- **What the task asks**:
Find and copy each line of the records where the string "source" shows up.
** Start of Records **
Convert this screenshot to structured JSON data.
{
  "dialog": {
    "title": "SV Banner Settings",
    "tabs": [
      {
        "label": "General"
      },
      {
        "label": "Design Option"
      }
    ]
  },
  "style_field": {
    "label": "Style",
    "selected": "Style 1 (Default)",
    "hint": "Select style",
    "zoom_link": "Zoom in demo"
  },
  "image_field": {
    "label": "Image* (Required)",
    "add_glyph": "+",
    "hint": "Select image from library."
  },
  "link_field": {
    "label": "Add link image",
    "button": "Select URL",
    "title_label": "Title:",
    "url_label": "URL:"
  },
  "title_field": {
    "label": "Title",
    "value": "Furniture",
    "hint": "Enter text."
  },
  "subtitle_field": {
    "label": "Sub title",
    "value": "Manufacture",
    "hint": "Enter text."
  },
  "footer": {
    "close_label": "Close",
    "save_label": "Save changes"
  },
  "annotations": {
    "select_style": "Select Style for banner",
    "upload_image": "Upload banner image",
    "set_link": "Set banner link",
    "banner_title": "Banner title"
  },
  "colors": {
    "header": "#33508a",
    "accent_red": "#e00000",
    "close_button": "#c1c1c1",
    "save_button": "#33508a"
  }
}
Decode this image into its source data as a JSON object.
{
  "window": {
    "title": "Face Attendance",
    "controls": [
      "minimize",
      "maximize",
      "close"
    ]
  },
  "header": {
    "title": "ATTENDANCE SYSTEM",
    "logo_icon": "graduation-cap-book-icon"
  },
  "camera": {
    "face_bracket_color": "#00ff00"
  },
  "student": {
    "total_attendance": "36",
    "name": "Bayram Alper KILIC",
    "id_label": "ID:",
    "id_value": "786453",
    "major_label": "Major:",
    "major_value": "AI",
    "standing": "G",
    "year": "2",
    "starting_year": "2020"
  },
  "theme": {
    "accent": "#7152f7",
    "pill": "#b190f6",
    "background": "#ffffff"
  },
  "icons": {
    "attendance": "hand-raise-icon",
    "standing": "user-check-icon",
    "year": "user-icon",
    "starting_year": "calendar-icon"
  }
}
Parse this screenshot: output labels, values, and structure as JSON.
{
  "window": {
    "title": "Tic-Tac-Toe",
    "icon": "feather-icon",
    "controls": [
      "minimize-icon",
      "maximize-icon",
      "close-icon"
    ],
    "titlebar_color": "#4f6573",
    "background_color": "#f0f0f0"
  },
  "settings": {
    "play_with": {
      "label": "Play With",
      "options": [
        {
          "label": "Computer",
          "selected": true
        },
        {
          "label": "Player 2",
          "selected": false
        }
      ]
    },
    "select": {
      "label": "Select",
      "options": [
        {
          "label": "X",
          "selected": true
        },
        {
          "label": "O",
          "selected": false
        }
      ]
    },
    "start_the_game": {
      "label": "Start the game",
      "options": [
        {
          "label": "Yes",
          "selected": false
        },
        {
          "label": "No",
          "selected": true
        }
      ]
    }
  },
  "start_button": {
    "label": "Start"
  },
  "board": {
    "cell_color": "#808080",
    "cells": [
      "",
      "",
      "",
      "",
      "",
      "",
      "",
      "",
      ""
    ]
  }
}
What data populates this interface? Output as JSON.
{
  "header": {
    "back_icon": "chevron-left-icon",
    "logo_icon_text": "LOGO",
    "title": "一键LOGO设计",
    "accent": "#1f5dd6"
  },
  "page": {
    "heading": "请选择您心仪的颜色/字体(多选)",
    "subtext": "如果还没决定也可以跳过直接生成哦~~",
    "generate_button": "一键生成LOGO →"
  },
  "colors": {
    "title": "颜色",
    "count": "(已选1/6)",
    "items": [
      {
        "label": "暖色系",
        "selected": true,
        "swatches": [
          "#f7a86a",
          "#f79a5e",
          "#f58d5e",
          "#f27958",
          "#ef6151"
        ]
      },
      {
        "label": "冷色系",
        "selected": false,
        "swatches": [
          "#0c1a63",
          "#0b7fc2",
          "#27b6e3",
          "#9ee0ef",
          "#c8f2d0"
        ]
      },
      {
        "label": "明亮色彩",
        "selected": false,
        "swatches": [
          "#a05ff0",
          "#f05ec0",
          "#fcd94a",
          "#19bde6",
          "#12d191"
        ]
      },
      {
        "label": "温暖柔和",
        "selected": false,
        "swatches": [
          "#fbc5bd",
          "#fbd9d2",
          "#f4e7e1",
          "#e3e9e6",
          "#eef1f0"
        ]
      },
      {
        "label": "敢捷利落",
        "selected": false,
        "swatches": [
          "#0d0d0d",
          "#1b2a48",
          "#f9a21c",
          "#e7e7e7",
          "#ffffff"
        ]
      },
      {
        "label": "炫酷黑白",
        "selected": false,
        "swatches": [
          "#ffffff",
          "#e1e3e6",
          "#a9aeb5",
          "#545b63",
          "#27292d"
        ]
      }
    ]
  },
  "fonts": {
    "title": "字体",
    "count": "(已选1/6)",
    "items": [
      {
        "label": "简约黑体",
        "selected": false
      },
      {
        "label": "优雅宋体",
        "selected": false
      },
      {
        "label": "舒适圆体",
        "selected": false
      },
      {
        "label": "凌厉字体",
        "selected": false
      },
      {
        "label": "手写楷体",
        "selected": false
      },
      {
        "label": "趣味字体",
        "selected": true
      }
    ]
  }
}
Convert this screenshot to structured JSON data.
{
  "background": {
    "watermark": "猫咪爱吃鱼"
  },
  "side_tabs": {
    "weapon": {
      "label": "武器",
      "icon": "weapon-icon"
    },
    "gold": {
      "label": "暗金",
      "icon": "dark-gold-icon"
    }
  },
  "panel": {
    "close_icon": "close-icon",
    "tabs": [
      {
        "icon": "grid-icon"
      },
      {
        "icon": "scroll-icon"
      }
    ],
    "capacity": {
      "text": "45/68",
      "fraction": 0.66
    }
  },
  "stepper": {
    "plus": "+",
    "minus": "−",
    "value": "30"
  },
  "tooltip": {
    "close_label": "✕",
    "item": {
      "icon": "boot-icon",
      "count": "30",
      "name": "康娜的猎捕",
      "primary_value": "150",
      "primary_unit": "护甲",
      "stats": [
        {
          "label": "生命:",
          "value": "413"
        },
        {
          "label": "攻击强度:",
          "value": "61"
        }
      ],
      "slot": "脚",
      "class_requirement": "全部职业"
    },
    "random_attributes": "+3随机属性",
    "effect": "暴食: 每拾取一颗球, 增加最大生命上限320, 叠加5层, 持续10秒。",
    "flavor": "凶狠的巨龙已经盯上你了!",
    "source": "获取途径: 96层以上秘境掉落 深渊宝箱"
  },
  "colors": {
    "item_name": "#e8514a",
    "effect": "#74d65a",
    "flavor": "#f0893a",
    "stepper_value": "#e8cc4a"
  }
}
** End of Records **
- **Exercise response**:
Decode this image into its source data as a JSON object.
    "source": "获取途径: 96层以上秘境掉落 深渊宝箱"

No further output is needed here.